- **WRITTEN PROBLEM**: Give back the full listing, character for character, with no pictures.

--------------------------------

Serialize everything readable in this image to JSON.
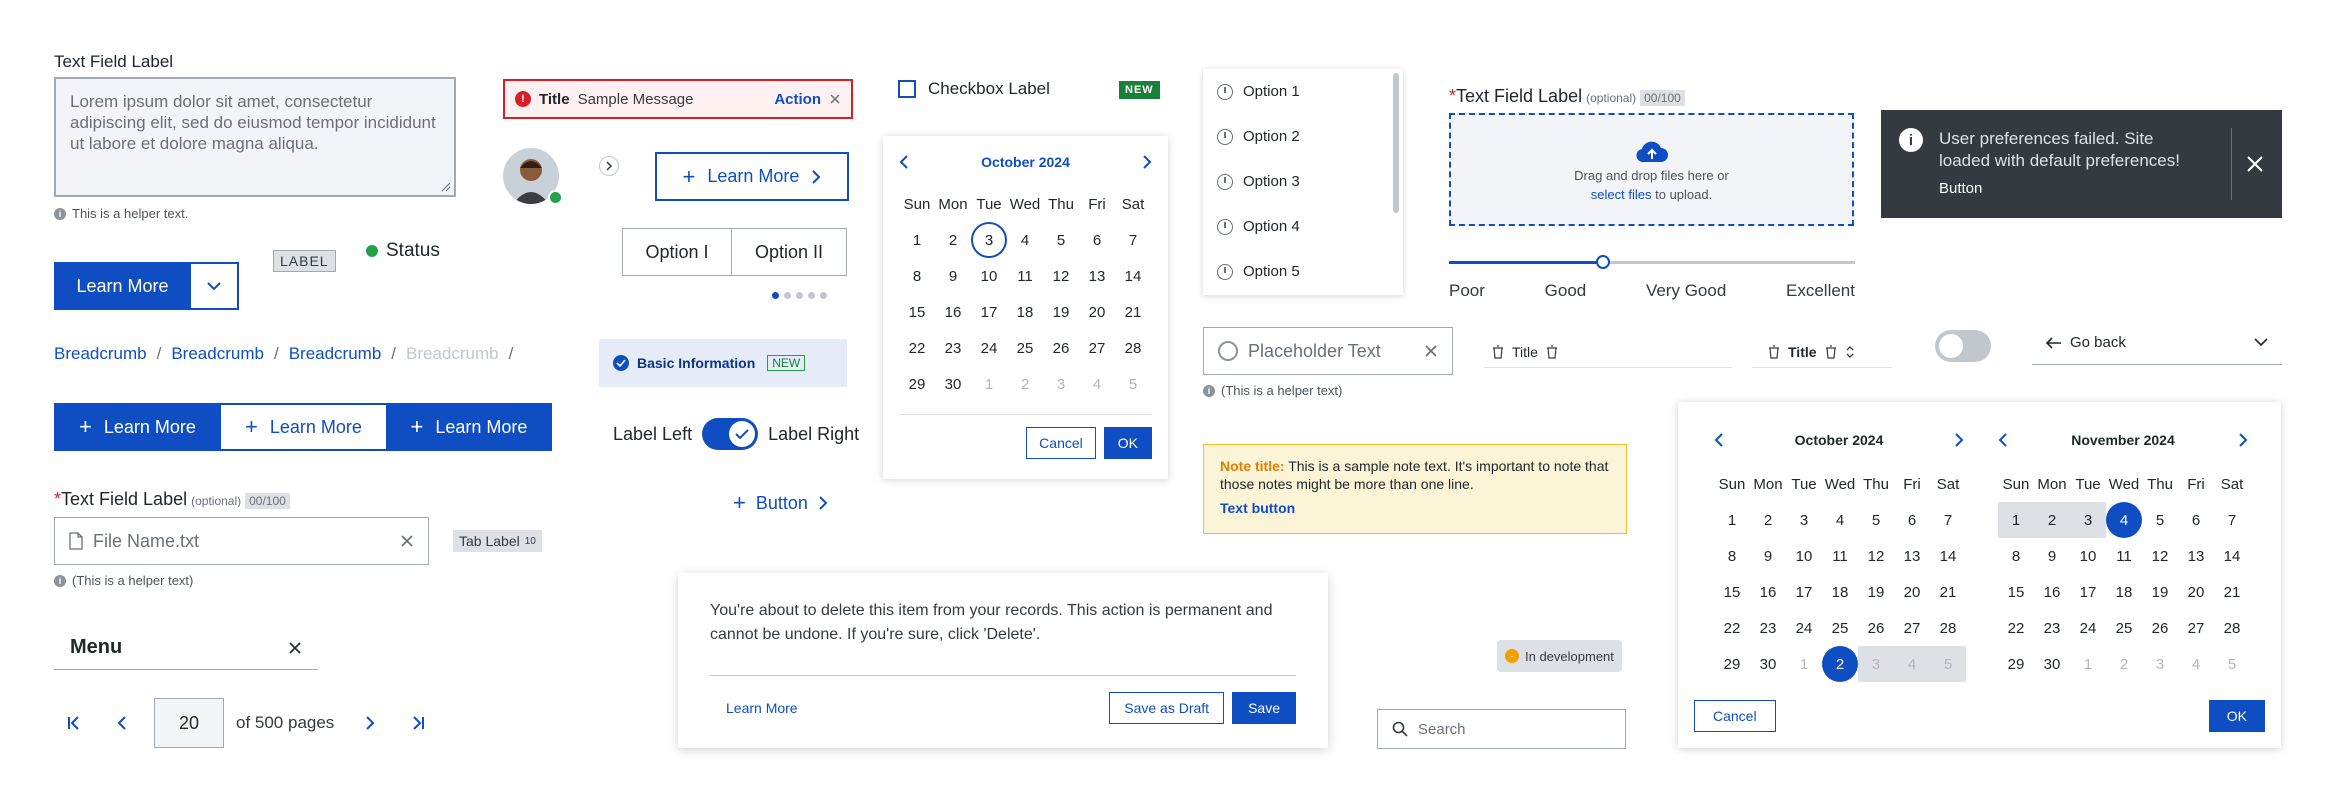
{
  "text_area": {
    "label": "Text Field Label",
    "value": "Lorem ipsum dolor sit amet, consectetur adipiscing elit, sed do eiusmod tempor incididunt ut labore et dolore magna aliqua.",
    "helper": "This is a helper text."
  },
  "split_button": {
    "label": "Learn More"
  },
  "tag": {
    "label": "LABEL"
  },
  "status": {
    "label": "Status",
    "color": "#24a148"
  },
  "breadcrumbs": {
    "items": [
      "Breadcrumb",
      "Breadcrumb",
      "Breadcrumb",
      "Breadcrumb"
    ],
    "separator": "/"
  },
  "button_group": {
    "labels": [
      "Learn More",
      "Learn More",
      "Learn More"
    ]
  },
  "file_field": {
    "label": "Text Field Label",
    "optional": "(optional)",
    "counter": "00/100",
    "value": "File Name.txt",
    "helper": "(This is a helper text)"
  },
  "tab_label": {
    "label": "Tab Label",
    "count": "10"
  },
  "menu": {
    "label": "Menu"
  },
  "pagination": {
    "value": "20",
    "suffix": "of 500 pages"
  },
  "notification": {
    "title": "Title",
    "message": "Sample Message",
    "action": "Action"
  },
  "learn_more_button": {
    "label": "Learn More"
  },
  "segmented": {
    "options": [
      "Option I",
      "Option II"
    ]
  },
  "info_tag": {
    "label": "Basic Information",
    "badge": "NEW"
  },
  "toggle_labels": {
    "left": "Label Left",
    "right": "Label Right"
  },
  "text_button": {
    "label": "Button"
  },
  "checkbox": {
    "label": "Checkbox Label",
    "badge": "NEW"
  },
  "calendar_small": {
    "month": "October 2024",
    "weekdays": [
      "Sun",
      "Mon",
      "Tue",
      "Wed",
      "Thu",
      "Fri",
      "Sat"
    ],
    "days": [
      "1",
      "2",
      "3",
      "4",
      "5",
      "6",
      "7",
      "8",
      "9",
      "10",
      "11",
      "12",
      "13",
      "14",
      "15",
      "16",
      "17",
      "18",
      "19",
      "20",
      "21",
      "22",
      "23",
      "24",
      "25",
      "26",
      "27",
      "28",
      "29",
      "30",
      "1",
      "2",
      "3",
      "4",
      "5"
    ],
    "cancel": "Cancel",
    "ok": "OK"
  },
  "modal": {
    "text": "You're about to delete this item from your records. This action is permanent and cannot be undone. If you're sure, click 'Delete'.",
    "link": "Learn More",
    "draft": "Save as Draft",
    "save": "Save"
  },
  "option_list": {
    "items": [
      "Option 1",
      "Option 2",
      "Option 3",
      "Option 4",
      "Option 5"
    ]
  },
  "radio_field": {
    "placeholder": "Placeholder Text",
    "helper": "(This is a helper text)"
  },
  "sort_headers": {
    "title1": "Title",
    "title2": "Title"
  },
  "note": {
    "title": "Note title:",
    "text": "This is a sample note text. It's important to note that those notes might be more than one line.",
    "button": "Text button"
  },
  "dev_badge": {
    "label": "In development"
  },
  "search": {
    "placeholder": "Search"
  },
  "upload": {
    "label": "Text Field Label",
    "optional": "(optional)",
    "counter": "00/100",
    "text1": "Drag and drop files here or",
    "link": "select files",
    "text2": "to upload."
  },
  "rating_slider": {
    "labels": [
      "Poor",
      "Good",
      "Very Good",
      "Excellent"
    ],
    "value_fraction": 0.38
  },
  "go_back": {
    "label": "Go back"
  },
  "toast": {
    "message": "User preferences failed. Site loaded with default preferences!",
    "button": "Button",
    "bg": "#343a3f"
  },
  "range_calendar": {
    "left_month": "October 2024",
    "right_month": "November 2024",
    "weekdays": [
      "Sun",
      "Mon",
      "Tue",
      "Wed",
      "Thu",
      "Fri",
      "Sat"
    ],
    "left_days": [
      "1",
      "2",
      "3",
      "4",
      "5",
      "6",
      "7",
      "8",
      "9",
      "10",
      "11",
      "12",
      "13",
      "14",
      "15",
      "16",
      "17",
      "18",
      "19",
      "20",
      "21",
      "22",
      "23",
      "24",
      "25",
      "26",
      "27",
      "28",
      "29",
      "30",
      "1",
      "2",
      "3",
      "4",
      "5"
    ],
    "right_days": [
      "1",
      "2",
      "3",
      "4",
      "5",
      "6",
      "7",
      "8",
      "9",
      "10",
      "11",
      "12",
      "13",
      "14",
      "15",
      "16",
      "17",
      "18",
      "19",
      "20",
      "21",
      "22",
      "23",
      "24",
      "25",
      "26",
      "27",
      "28",
      "29",
      "30",
      "1",
      "2",
      "3",
      "4",
      "5"
    ],
    "cancel": "Cancel",
    "ok": "OK"
  },
  "colors": {
    "primary": "#0f4ec2",
    "error": "#da1e28",
    "success": "#24a148"
  }
}
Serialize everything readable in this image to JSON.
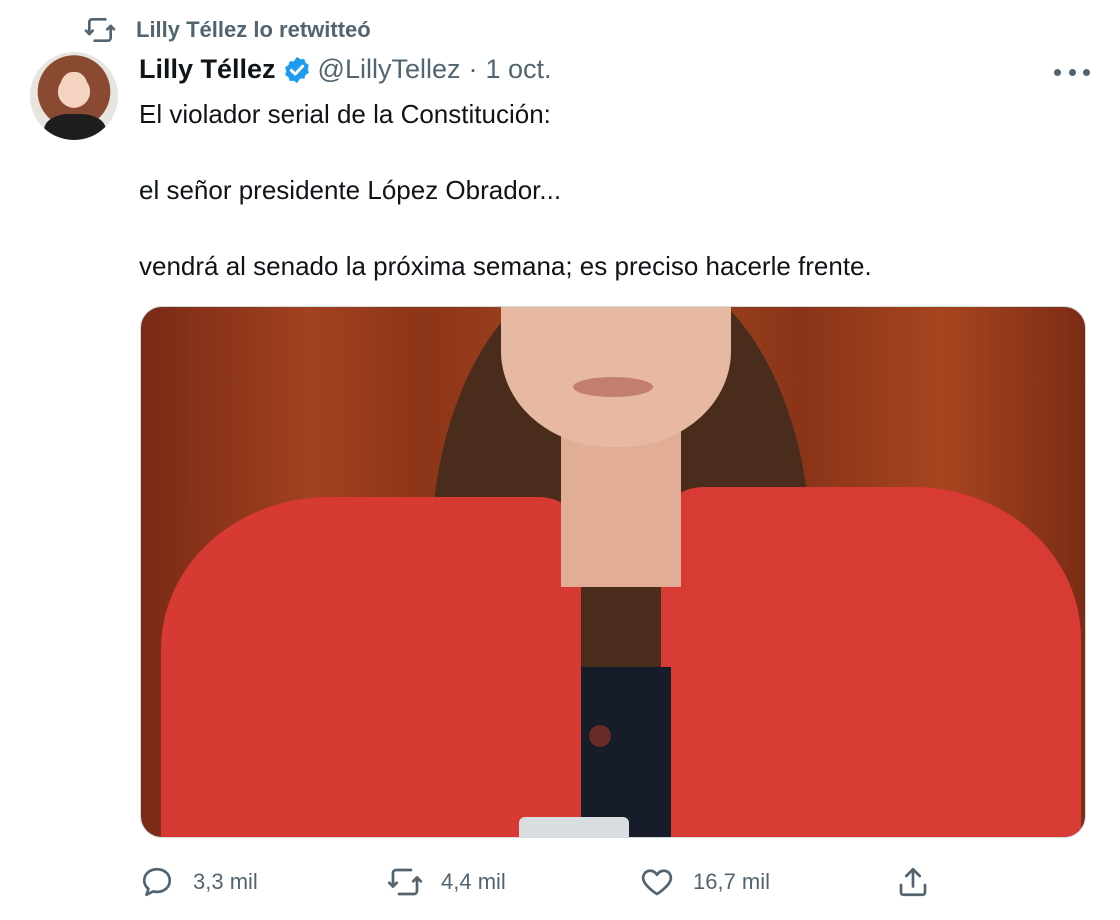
{
  "retweet_banner": {
    "text": "Lilly Téllez lo retwitteó",
    "icon": "retweet-icon"
  },
  "tweet": {
    "author_name": "Lilly Téllez",
    "verified_icon": "verified-badge-icon",
    "handle": "@LillyTellez",
    "separator": "·",
    "date": "1 oct.",
    "more_icon": "more-options-icon",
    "paragraphs": [
      "El violador serial de la Constitución:",
      "el señor presidente López Obrador...",
      "vendrá al senado la próxima semana; es preciso hacerle frente."
    ],
    "media": {
      "kind": "photo",
      "alt_subject": "woman in red jacket"
    }
  },
  "actions": {
    "reply": {
      "icon": "reply-icon",
      "count": "3,3 mil"
    },
    "retweet": {
      "icon": "retweet-icon",
      "count": "4,4 mil"
    },
    "like": {
      "icon": "heart-icon",
      "count": "16,7 mil"
    },
    "share": {
      "icon": "share-icon"
    }
  },
  "colors": {
    "text": "#0f1419",
    "muted": "#536471",
    "verified": "#1d9bf0",
    "border": "#cfd9de"
  }
}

--------------------------------

- **SOLUTION FOR THIS PROBLEM**:
Serialize everything readable in this image to JSON.
{
  "text_area": {
    "label": "Text Field Label",
    "value": "Lorem ipsum dolor sit amet, consectetur adipiscing elit, sed do eiusmod tempor incididunt ut labore et dolore magna aliqua.",
    "helper": "This is a helper text."
  },
  "split_button": {
    "label": "Learn More"
  },
  "tag": {
    "label": "LABEL"
  },
  "status": {
    "label": "Status",
    "color": "#24a148"
  },
  "breadcrumbs": {
    "items": [
      "Breadcrumb",
      "Breadcrumb",
      "Breadcrumb",
      "Breadcrumb"
    ],
    "separator": "/"
  },
  "button_group": {
    "labels": [
      "Learn More",
      "Learn More",
      "Learn More"
    ]
  },
  "file_field": {
    "label": "Text Field Label",
    "optional": "(optional)",
    "counter": "00/100",
    "value": "File Name.txt",
    "helper": "(This is a helper text)"
  },
  "tab_label": {
    "label": "Tab Label",
    "count": "10"
  },
  "menu": {
    "label": "Menu"
  },
  "pagination": {
    "value": "20",
    "suffix": "of 500 pages"
  },
  "notification": {
    "title": "Title",
    "message": "Sample Message",
    "action": "Action"
  },
  "learn_more_button": {
    "label": "Learn More"
  },
  "segmented": {
    "options": [
      "Option I",
      "Option II"
    ]
  },
  "info_tag": {
    "label": "Basic Information",
    "badge": "NEW"
  },
  "toggle_labels": {
    "left": "Label Left",
    "right": "Label Right"
  },
  "text_button": {
    "label": "Button"
  },
  "checkbox": {
    "label": "Checkbox Label",
    "badge": "NEW"
  },
  "calendar_small": {
    "month": "October 2024",
    "weekdays": [
      "Sun",
      "Mon",
      "Tue",
      "Wed",
      "Thu",
      "Fri",
      "Sat"
    ],
    "days": [
      "1",
      "2",
      "3",
      "4",
      "5",
      "6",
      "7",
      "8",
      "9",
      "10",
      "11",
      "12",
      "13",
      "14",
      "15",
      "16",
      "17",
      "18",
      "19",
      "20",
      "21",
      "22",
      "23",
      "24",
      "25",
      "26",
      "27",
      "28",
      "29",
      "30",
      "1",
      "2",
      "3",
      "4",
      "5"
    ],
    "cancel": "Cancel",
    "ok": "OK"
  },
  "modal": {
    "text": "You're about to delete this item from your records. This action is permanent and cannot be undone. If you're sure, click 'Delete'.",
    "link": "Learn More",
    "draft": "Save as Draft",
    "save": "Save"
  },
  "option_list": {
    "items": [
      "Option 1",
      "Option 2",
      "Option 3",
      "Option 4",
      "Option 5"
    ]
  },
  "radio_field": {
    "placeholder": "Placeholder Text",
    "helper": "(This is a helper text)"
  },
  "sort_headers": {
    "title1": "Title",
    "title2": "Title"
  },
  "note": {
    "title": "Note title:",
    "text": "This is a sample note text. It's important to note that those notes might be more than one line.",
    "button": "Text button"
  },
  "dev_badge": {
    "label": "In development"
  },
  "search": {
    "placeholder": "Search"
  },
  "upload": {
    "label": "Text Field Label",
    "optional": "(optional)",
    "counter": "00/100",
    "text1": "Drag and drop files here or",
    "link": "select files",
    "text2": "to upload."
  },
  "rating_slider": {
    "labels": [
      "Poor",
      "Good",
      "Very Good",
      "Excellent"
    ],
    "value_fraction": 0.38
  },
  "go_back": {
    "label": "Go back"
  },
  "toast": {
    "message": "User preferences failed. Site loaded with default preferences!",
    "button": "Button",
    "bg": "#343a3f"
  },
  "range_calendar": {
    "left_month": "October 2024",
    "right_month": "November 2024",
    "weekdays": [
      "Sun",
      "Mon",
      "Tue",
      "Wed",
      "Thu",
      "Fri",
      "Sat"
    ],
    "left_days": [
      "1",
      "2",
      "3",
      "4",
      "5",
      "6",
      "7",
      "8",
      "9",
      "10",
      "11",
      "12",
      "13",
      "14",
      "15",
      "16",
      "17",
      "18",
      "19",
      "20",
      "21",
      "22",
      "23",
      "24",
      "25",
      "26",
      "27",
      "28",
      "29",
      "30",
      "1",
      "2",
      "3",
      "4",
      "5"
    ],
    "right_days": [
      "1",
      "2",
      "3",
      "4",
      "5",
      "6",
      "7",
      "8",
      "9",
      "10",
      "11",
      "12",
      "13",
      "14",
      "15",
      "16",
      "17",
      "18",
      "19",
      "20",
      "21",
      "22",
      "23",
      "24",
      "25",
      "26",
      "27",
      "28",
      "29",
      "30",
      "1",
      "2",
      "3",
      "4",
      "5"
    ],
    "cancel": "Cancel",
    "ok": "OK"
  },
  "colors": {
    "primary": "#0f4ec2",
    "error": "#da1e28",
    "success": "#24a148"
  }
}
Serialize everything readable in this image to JSON.
{
  "retweet_banner": {
    "text": "Lilly Téllez lo retwitteó",
    "icon": "retweet-icon"
  },
  "tweet": {
    "author_name": "Lilly Téllez",
    "verified_icon": "verified-badge-icon",
    "handle": "@LillyTellez",
    "separator": "·",
    "date": "1 oct.",
    "more_icon": "more-options-icon",
    "paragraphs": [
      "El violador serial de la Constitución:",
      "el señor presidente López Obrador...",
      "vendrá al senado la próxima semana; es preciso hacerle frente."
    ],
    "media": {
      "kind": "photo",
      "alt_subject": "woman in red jacket"
    }
  },
  "actions": {
    "reply": {
      "icon": "reply-icon",
      "count": "3,3 mil"
    },
    "retweet": {
      "icon": "retweet-icon",
      "count": "4,4 mil"
    },
    "like": {
      "icon": "heart-icon",
      "count": "16,7 mil"
    },
    "share": {
      "icon": "share-icon"
    }
  },
  "colors": {
    "text": "#0f1419",
    "muted": "#536471",
    "verified": "#1d9bf0",
    "border": "#cfd9de"
  }
}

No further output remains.